## TASK INPUT
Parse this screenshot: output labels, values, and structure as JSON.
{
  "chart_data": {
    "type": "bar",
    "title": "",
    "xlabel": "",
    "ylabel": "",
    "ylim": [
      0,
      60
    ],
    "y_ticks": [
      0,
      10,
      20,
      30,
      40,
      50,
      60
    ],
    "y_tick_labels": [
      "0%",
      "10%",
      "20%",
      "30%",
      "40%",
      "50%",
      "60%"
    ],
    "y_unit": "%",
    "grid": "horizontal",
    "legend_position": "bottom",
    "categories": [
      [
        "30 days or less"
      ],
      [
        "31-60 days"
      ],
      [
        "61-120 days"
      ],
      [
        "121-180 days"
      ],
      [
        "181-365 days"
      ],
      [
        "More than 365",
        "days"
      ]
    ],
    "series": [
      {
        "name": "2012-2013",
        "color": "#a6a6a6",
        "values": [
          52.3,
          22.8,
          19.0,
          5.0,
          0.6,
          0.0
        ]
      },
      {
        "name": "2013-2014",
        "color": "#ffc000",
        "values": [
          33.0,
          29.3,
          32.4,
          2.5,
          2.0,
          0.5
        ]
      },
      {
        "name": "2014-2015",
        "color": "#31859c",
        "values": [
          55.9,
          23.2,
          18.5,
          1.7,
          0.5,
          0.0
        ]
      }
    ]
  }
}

## OBJECTIVE
Return every entry verbatim.

## TASK RESPONSE
Parse this screenshot: output labels, values, and structure as JSON.
{
  "chart_data": {
    "type": "bar",
    "title": "",
    "xlabel": "",
    "ylabel": "",
    "ylim": [
      0,
      60
    ],
    "y_ticks": [
      0,
      10,
      20,
      30,
      40,
      50,
      60
    ],
    "y_tick_labels": [
      "0%",
      "10%",
      "20%",
      "30%",
      "40%",
      "50%",
      "60%"
    ],
    "y_unit": "%",
    "grid": "horizontal",
    "legend_position": "bottom",
    "categories": [
      [
        "30 days or less"
      ],
      [
        "31-60 days"
      ],
      [
        "61-120 days"
      ],
      [
        "121-180 days"
      ],
      [
        "181-365 days"
      ],
      [
        "More than 365",
        "days"
      ]
    ],
    "series": [
      {
        "name": "2012-2013",
        "color": "#a6a6a6",
        "values": [
          52.3,
          22.8,
          19.0,
          5.0,
          0.6,
          0.0
        ]
      },
      {
        "name": "2013-2014",
        "color": "#ffc000",
        "values": [
          33.0,
          29.3,
          32.4,
          2.5,
          2.0,
          0.5
        ]
      },
      {
        "name": "2014-2015",
        "color": "#31859c",
        "values": [
          55.9,
          23.2,
          18.5,
          1.7,
          0.5,
          0.0
        ]
      }
    ]
  }
}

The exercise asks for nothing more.